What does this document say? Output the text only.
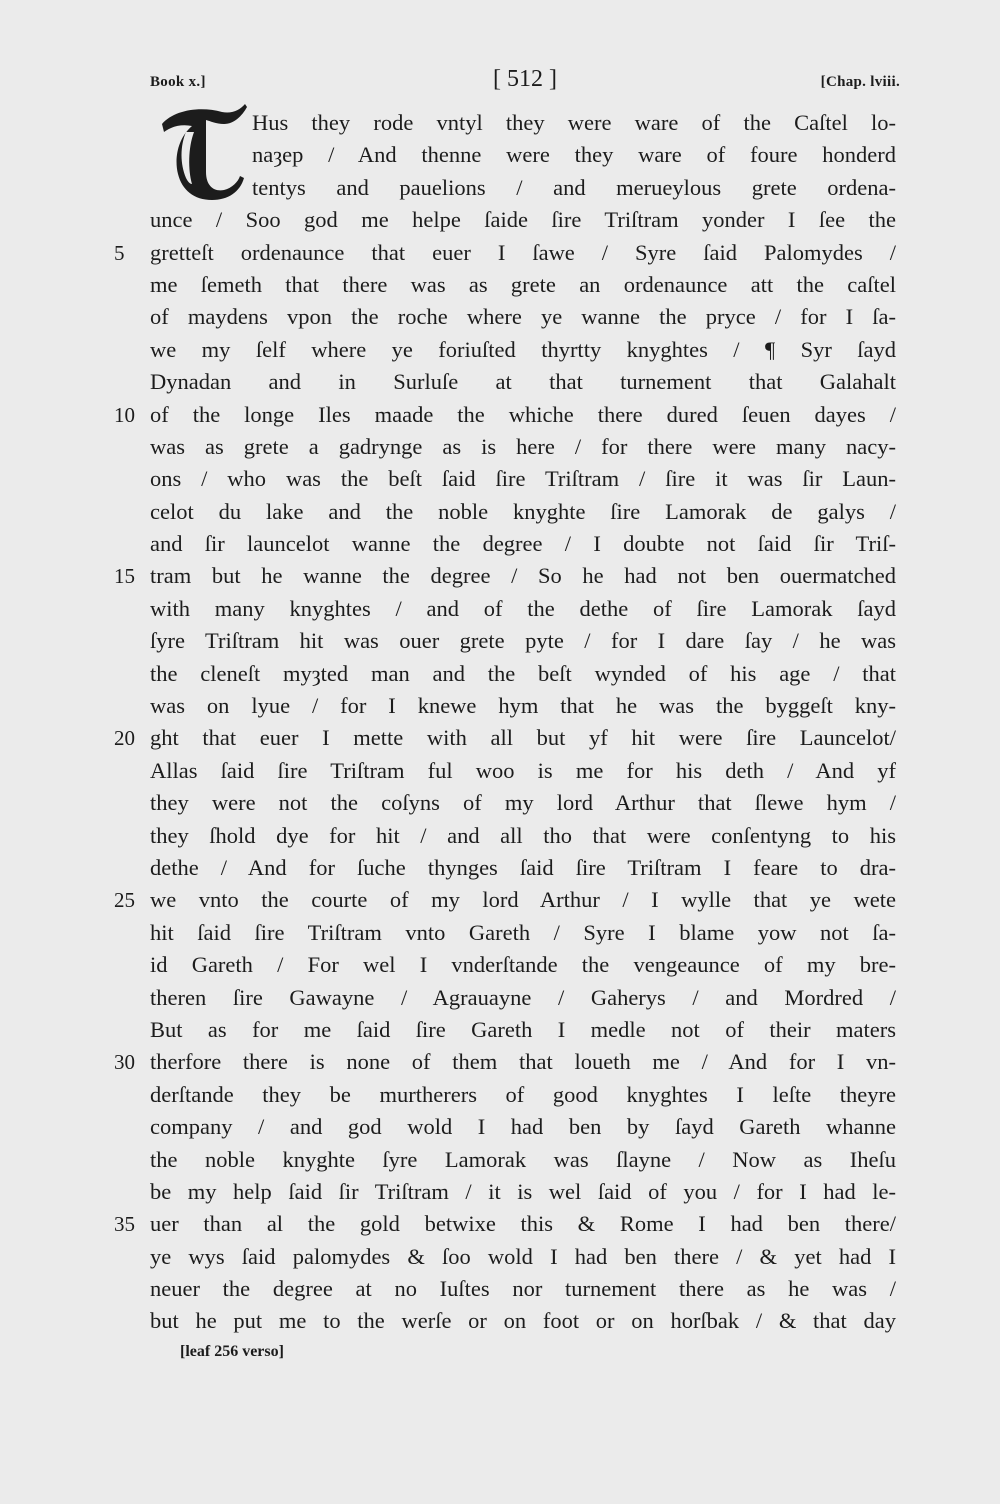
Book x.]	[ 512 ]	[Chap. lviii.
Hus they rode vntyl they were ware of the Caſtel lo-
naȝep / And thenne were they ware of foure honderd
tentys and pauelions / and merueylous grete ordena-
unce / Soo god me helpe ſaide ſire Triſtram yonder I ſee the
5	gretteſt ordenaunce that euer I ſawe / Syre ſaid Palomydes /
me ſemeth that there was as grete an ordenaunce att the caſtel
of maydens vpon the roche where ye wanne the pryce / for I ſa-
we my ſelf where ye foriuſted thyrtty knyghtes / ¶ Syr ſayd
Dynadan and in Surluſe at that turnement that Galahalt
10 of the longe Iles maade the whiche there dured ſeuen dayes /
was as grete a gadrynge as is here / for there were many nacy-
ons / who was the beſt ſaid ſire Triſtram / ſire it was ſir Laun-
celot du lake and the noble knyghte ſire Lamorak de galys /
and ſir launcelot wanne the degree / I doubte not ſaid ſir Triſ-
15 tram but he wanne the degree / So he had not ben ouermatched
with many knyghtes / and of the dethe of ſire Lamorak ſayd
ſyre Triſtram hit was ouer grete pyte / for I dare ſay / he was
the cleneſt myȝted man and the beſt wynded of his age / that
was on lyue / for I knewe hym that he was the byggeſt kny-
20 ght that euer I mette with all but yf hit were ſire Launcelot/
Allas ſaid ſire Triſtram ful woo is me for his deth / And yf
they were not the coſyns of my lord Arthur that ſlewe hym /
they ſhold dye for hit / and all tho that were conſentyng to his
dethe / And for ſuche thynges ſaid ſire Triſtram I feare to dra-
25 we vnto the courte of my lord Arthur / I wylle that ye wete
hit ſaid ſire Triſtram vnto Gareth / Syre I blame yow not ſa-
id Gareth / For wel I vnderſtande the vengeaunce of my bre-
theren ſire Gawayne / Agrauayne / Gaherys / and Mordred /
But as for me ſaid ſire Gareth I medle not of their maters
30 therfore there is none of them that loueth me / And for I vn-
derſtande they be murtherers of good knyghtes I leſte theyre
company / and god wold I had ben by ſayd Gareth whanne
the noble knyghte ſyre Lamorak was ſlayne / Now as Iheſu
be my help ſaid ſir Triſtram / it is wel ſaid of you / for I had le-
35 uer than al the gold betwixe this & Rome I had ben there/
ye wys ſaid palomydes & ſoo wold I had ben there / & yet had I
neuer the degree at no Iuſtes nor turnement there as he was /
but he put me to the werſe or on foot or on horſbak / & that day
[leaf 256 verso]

......

GOAL OF THE EXERCISE:
Lines holding the word "vnto" in the entries above are the ones to pull out. Copy them all.

THE SOLUTION:
25 we vnto the courte of my lord Arthur / I wylle that ye wete
hit ſaid ſire Triſtram vnto Gareth / Syre I blame yow not ſa-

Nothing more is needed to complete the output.